Records about charts and figures:

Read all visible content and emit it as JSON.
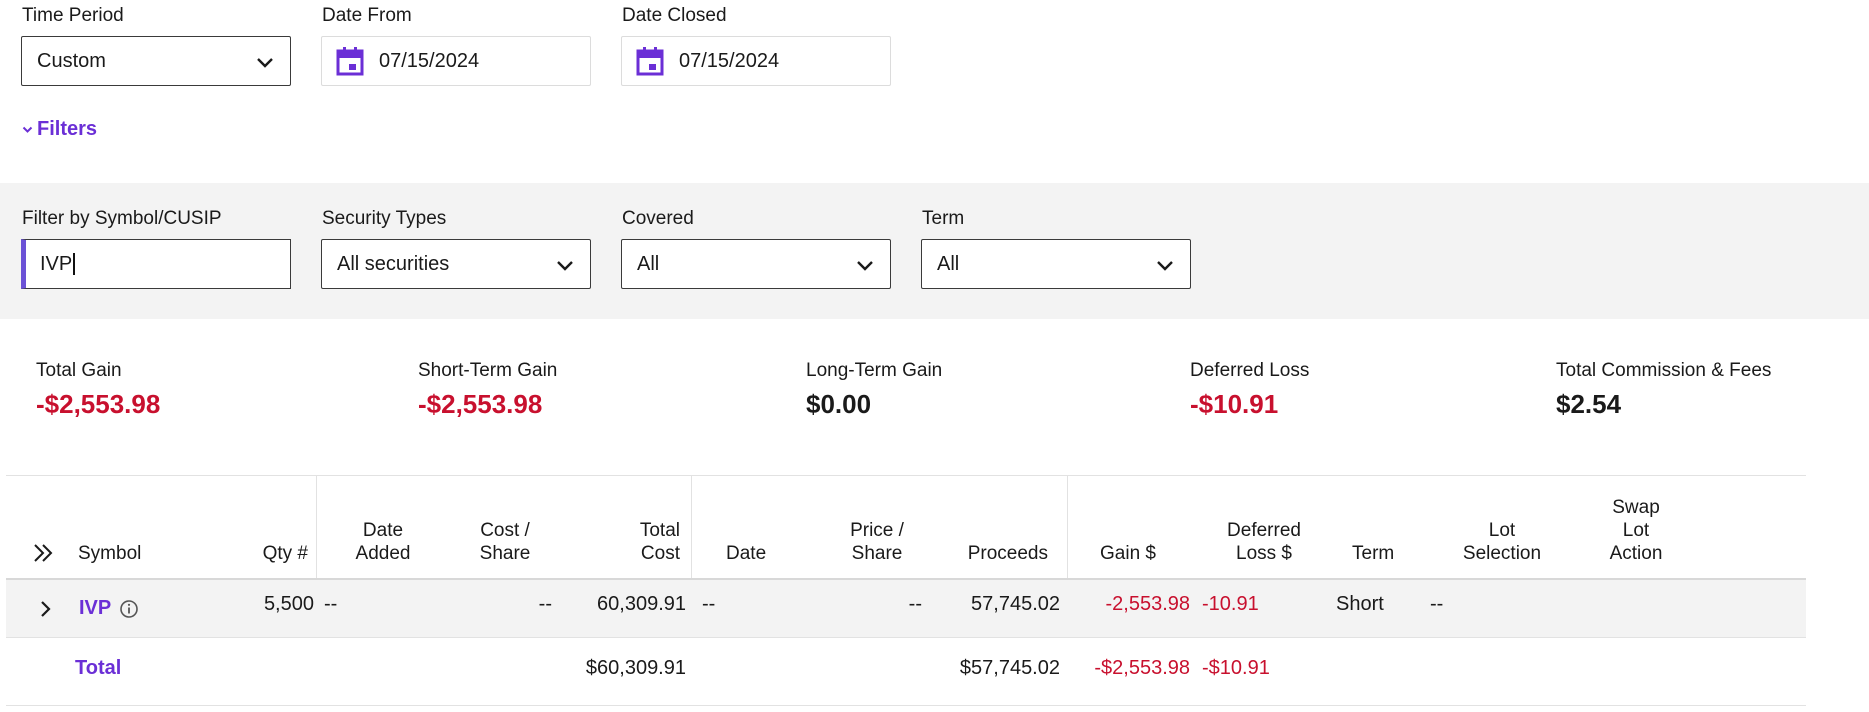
{
  "top_filters": {
    "time_period": {
      "label": "Time Period",
      "value": "Custom"
    },
    "date_from": {
      "label": "Date From",
      "value": "07/15/2024"
    },
    "date_closed": {
      "label": "Date Closed",
      "value": "07/15/2024"
    },
    "filters_toggle": "Filters"
  },
  "filter_band": {
    "symbol": {
      "label": "Filter by Symbol/CUSIP",
      "value": "IVP"
    },
    "security_types": {
      "label": "Security Types",
      "value": "All securities"
    },
    "covered": {
      "label": "Covered",
      "value": "All"
    },
    "term": {
      "label": "Term",
      "value": "All"
    }
  },
  "summary": {
    "total_gain": {
      "label": "Total Gain",
      "value": "-$2,553.98"
    },
    "short_term_gain": {
      "label": "Short-Term Gain",
      "value": "-$2,553.98"
    },
    "long_term_gain": {
      "label": "Long-Term Gain",
      "value": "$0.00"
    },
    "deferred_loss": {
      "label": "Deferred Loss",
      "value": "-$10.91"
    },
    "total_commission": {
      "label": "Total Commission & Fees",
      "value": "$2.54"
    }
  },
  "table": {
    "headers": {
      "symbol": "Symbol",
      "qty": "Qty #",
      "date_added_1": "Date",
      "date_added_2": "Added",
      "cost_share_1": "Cost /",
      "cost_share_2": "Share",
      "total_cost_1": "Total",
      "total_cost_2": "Cost",
      "date": "Date",
      "price_share_1": "Price /",
      "price_share_2": "Share",
      "proceeds": "Proceeds",
      "gain": "Gain $",
      "deferred_1": "Deferred",
      "deferred_2": "Loss $",
      "term": "Term",
      "lot_1": "Lot",
      "lot_2": "Selection",
      "swap_1": "Swap",
      "swap_2": "Lot",
      "swap_3": "Action"
    },
    "row": {
      "symbol": "IVP",
      "qty": "5,500",
      "date_added": "--",
      "cost_share": "--",
      "total_cost": "60,309.91",
      "date": "--",
      "price_share": "--",
      "proceeds": "57,745.02",
      "gain": "-2,553.98",
      "deferred": "-10.91",
      "term": "Short",
      "lot_selection": "--"
    },
    "total": {
      "label": "Total",
      "total_cost": "$60,309.91",
      "proceeds": "$57,745.02",
      "gain": "-$2,553.98",
      "deferred": "-$10.91"
    }
  },
  "colors": {
    "accent": "#6b2fd6",
    "negative": "#c8102e",
    "band": "#f3f3f3"
  }
}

Objective: Count the lines of the data that include the string "proceeds", and give only that number.

Response to the exercise: 3